> **What this task involves**: All of the material below is to be retyped exactly.

Collected data
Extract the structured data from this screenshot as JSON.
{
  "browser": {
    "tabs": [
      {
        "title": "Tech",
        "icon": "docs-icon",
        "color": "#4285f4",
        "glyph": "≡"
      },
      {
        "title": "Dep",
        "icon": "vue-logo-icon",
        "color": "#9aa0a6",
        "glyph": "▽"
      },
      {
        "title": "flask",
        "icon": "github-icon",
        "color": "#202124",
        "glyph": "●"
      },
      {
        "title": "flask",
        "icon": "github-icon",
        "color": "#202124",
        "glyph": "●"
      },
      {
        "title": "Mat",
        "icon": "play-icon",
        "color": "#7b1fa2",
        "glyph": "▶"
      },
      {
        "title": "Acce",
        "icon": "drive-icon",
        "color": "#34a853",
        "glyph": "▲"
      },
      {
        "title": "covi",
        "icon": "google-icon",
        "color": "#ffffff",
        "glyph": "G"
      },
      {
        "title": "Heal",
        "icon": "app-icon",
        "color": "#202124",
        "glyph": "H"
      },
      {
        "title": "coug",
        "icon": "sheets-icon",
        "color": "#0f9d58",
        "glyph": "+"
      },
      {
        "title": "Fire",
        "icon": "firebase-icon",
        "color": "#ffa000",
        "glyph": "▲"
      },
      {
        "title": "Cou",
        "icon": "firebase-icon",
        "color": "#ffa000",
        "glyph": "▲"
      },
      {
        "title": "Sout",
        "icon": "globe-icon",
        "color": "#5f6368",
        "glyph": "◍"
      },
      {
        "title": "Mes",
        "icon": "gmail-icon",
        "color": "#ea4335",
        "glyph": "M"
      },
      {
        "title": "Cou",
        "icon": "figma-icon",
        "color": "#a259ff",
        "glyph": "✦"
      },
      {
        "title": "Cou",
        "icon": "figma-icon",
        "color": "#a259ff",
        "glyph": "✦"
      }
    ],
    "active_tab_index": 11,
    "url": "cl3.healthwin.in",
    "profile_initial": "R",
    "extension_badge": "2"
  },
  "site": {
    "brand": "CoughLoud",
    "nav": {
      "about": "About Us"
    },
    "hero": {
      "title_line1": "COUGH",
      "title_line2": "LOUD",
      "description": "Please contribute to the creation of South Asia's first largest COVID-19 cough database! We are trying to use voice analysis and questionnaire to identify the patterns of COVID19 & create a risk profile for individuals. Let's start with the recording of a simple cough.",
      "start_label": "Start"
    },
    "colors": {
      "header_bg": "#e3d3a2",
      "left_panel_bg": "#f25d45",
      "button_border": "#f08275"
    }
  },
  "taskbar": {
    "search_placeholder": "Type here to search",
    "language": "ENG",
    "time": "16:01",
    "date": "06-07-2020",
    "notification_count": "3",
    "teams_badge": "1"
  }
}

> **Answer for the task**:
Extract the structured data from this screenshot as JSON.
{
  "browser": {
    "tabs": [
      {
        "title": "Tech",
        "icon": "docs-icon",
        "color": "#4285f4",
        "glyph": "≡"
      },
      {
        "title": "Dep",
        "icon": "vue-logo-icon",
        "color": "#9aa0a6",
        "glyph": "▽"
      },
      {
        "title": "flask",
        "icon": "github-icon",
        "color": "#202124",
        "glyph": "●"
      },
      {
        "title": "flask",
        "icon": "github-icon",
        "color": "#202124",
        "glyph": "●"
      },
      {
        "title": "Mat",
        "icon": "play-icon",
        "color": "#7b1fa2",
        "glyph": "▶"
      },
      {
        "title": "Acce",
        "icon": "drive-icon",
        "color": "#34a853",
        "glyph": "▲"
      },
      {
        "title": "covi",
        "icon": "google-icon",
        "color": "#ffffff",
        "glyph": "G"
      },
      {
        "title": "Heal",
        "icon": "app-icon",
        "color": "#202124",
        "glyph": "H"
      },
      {
        "title": "coug",
        "icon": "sheets-icon",
        "color": "#0f9d58",
        "glyph": "+"
      },
      {
        "title": "Fire",
        "icon": "firebase-icon",
        "color": "#ffa000",
        "glyph": "▲"
      },
      {
        "title": "Cou",
        "icon": "firebase-icon",
        "color": "#ffa000",
        "glyph": "▲"
      },
      {
        "title": "Sout",
        "icon": "globe-icon",
        "color": "#5f6368",
        "glyph": "◍"
      },
      {
        "title": "Mes",
        "icon": "gmail-icon",
        "color": "#ea4335",
        "glyph": "M"
      },
      {
        "title": "Cou",
        "icon": "figma-icon",
        "color": "#a259ff",
        "glyph": "✦"
      },
      {
        "title": "Cou",
        "icon": "figma-icon",
        "color": "#a259ff",
        "glyph": "✦"
      }
    ],
    "active_tab_index": 11,
    "url": "cl3.healthwin.in",
    "profile_initial": "R",
    "extension_badge": "2"
  },
  "site": {
    "brand": "CoughLoud",
    "nav": {
      "about": "About Us"
    },
    "hero": {
      "title_line1": "COUGH",
      "title_line2": "LOUD",
      "description": "Please contribute to the creation of South Asia's first largest COVID-19 cough database! We are trying to use voice analysis and questionnaire to identify the patterns of COVID19 & create a risk profile for individuals. Let's start with the recording of a simple cough.",
      "start_label": "Start"
    },
    "colors": {
      "header_bg": "#e3d3a2",
      "left_panel_bg": "#f25d45",
      "button_border": "#f08275"
    }
  },
  "taskbar": {
    "search_placeholder": "Type here to search",
    "language": "ENG",
    "time": "16:01",
    "date": "06-07-2020",
    "notification_count": "3",
    "teams_badge": "1"
  }
}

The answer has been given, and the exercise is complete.